(AIM OF THE TASK): All of the data should be output character for character, except the pictures.

** start SUPPLIED RECORDS **

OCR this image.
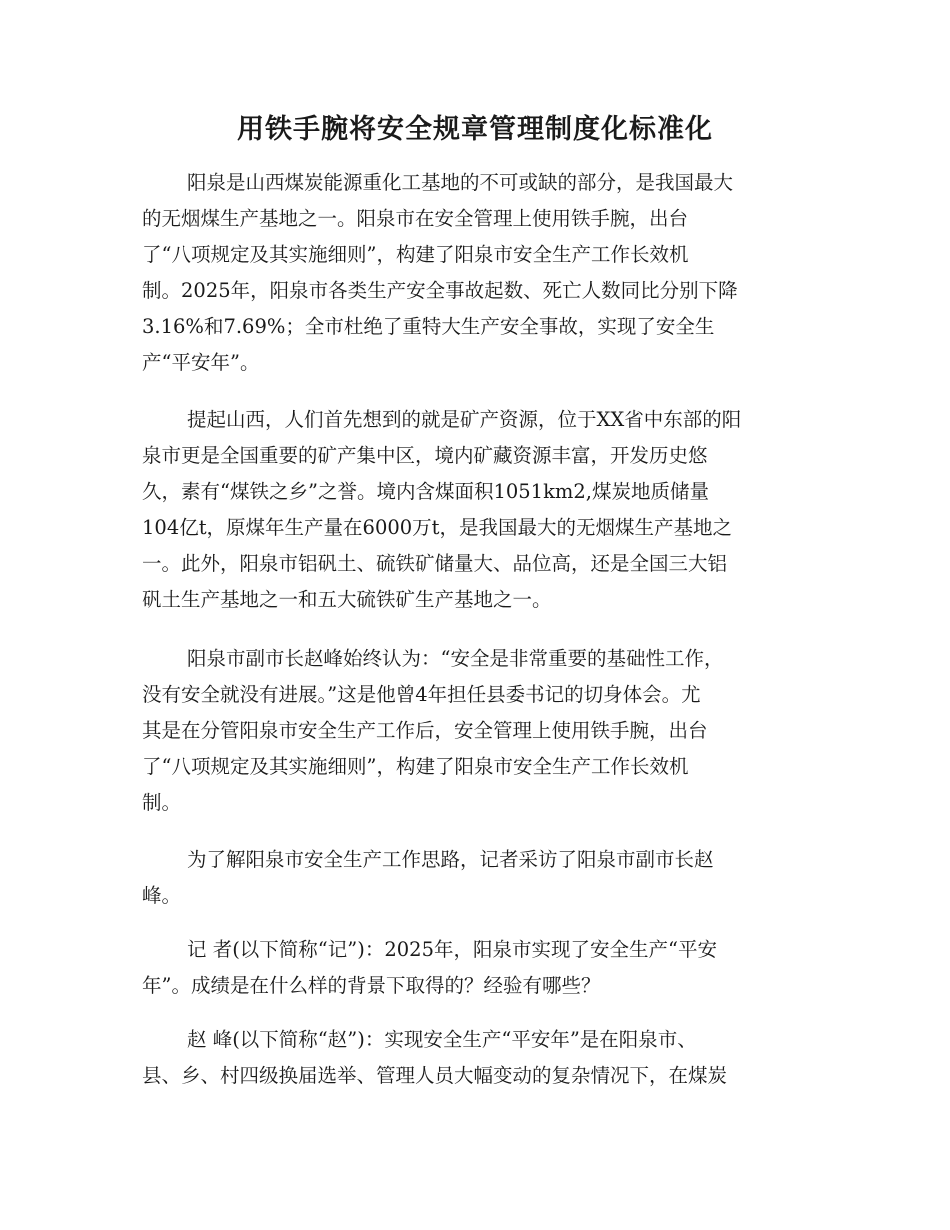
用铁手腕将安全规章管理制度化标准化

阳泉是山西煤炭能源重化工基地的不可或缺的部分，是我国最大
的无烟煤生产基地之一。阳泉市在安全管理上使用铁手腕，出台
了“八项规定及其实施细则”，构建了阳泉市安全生产工作长效机
制。2025年，阳泉市各类生产安全事故起数、死亡人数同比分别下降
3.16%和7.69%；全市杜绝了重特大生产安全事故，实现了安全生
产“平安年”。

提起山西，人们首先想到的就是矿产资源，位于XX省中东部的阳
泉市更是全国重要的矿产集中区，境内矿藏资源丰富，开发历史悠
久，素有“煤铁之乡”之誉。境内含煤面积1051km2,煤炭地质储量
104亿t，原煤年生产量在6000万t，是我国最大的无烟煤生产基地之
一。此外，阳泉市铝矾土、硫铁矿储量大、品位高，还是全国三大铝
矾土生产基地之一和五大硫铁矿生产基地之一。

阳泉市副市长赵峰始终认为：“安全是非常重要的基础性工作，
没有安全就没有进展。”这是他曾4年担任县委书记的切身体会。尤
其是在分管阳泉市安全生产工作后，安全管理上使用铁手腕，出台
了“八项规定及其实施细则”，构建了阳泉市安全生产工作长效机
制。

为了解阳泉市安全生产工作思路，记者采访了阳泉市副市长赵
峰。

记 者(以下简称“记”)：2025年，阳泉市实现了安全生产“平安
年”。成绩是在什么样的背景下取得的？经验有哪些？

赵 峰(以下简称“赵”)：实现安全生产“平安年”是在阳泉市、
县、乡、村四级换届选举、管理人员大幅变动的复杂情况下，在煤炭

** end SUPPLIED RECORDS **

(THE RESPONSE):
OCR this image.
用铁手腕将安全规章管理制度化标准化

阳泉是山西煤炭能源重化工基地的不可或缺的部分，是我国最大
的无烟煤生产基地之一。阳泉市在安全管理上使用铁手腕，出台
了“八项规定及其实施细则”，构建了阳泉市安全生产工作长效机
制。2025年，阳泉市各类生产安全事故起数、死亡人数同比分别下降
3.16%和7.69%；全市杜绝了重特大生产安全事故，实现了安全生
产“平安年”。

提起山西，人们首先想到的就是矿产资源，位于XX省中东部的阳
泉市更是全国重要的矿产集中区，境内矿藏资源丰富，开发历史悠
久，素有“煤铁之乡”之誉。境内含煤面积1051km2,煤炭地质储量
104亿t，原煤年生产量在6000万t，是我国最大的无烟煤生产基地之
一。此外，阳泉市铝矾土、硫铁矿储量大、品位高，还是全国三大铝
矾土生产基地之一和五大硫铁矿生产基地之一。

阳泉市副市长赵峰始终认为：“安全是非常重要的基础性工作，
没有安全就没有进展。”这是他曾4年担任县委书记的切身体会。尤
其是在分管阳泉市安全生产工作后，安全管理上使用铁手腕，出台
了“八项规定及其实施细则”，构建了阳泉市安全生产工作长效机
制。

为了解阳泉市安全生产工作思路，记者采访了阳泉市副市长赵
峰。

记 者(以下简称“记”)：2025年，阳泉市实现了安全生产“平安
年”。成绩是在什么样的背景下取得的？经验有哪些？

赵 峰(以下简称“赵”)：实现安全生产“平安年”是在阳泉市、
县、乡、村四级换届选举、管理人员大幅变动的复杂情况下，在煤炭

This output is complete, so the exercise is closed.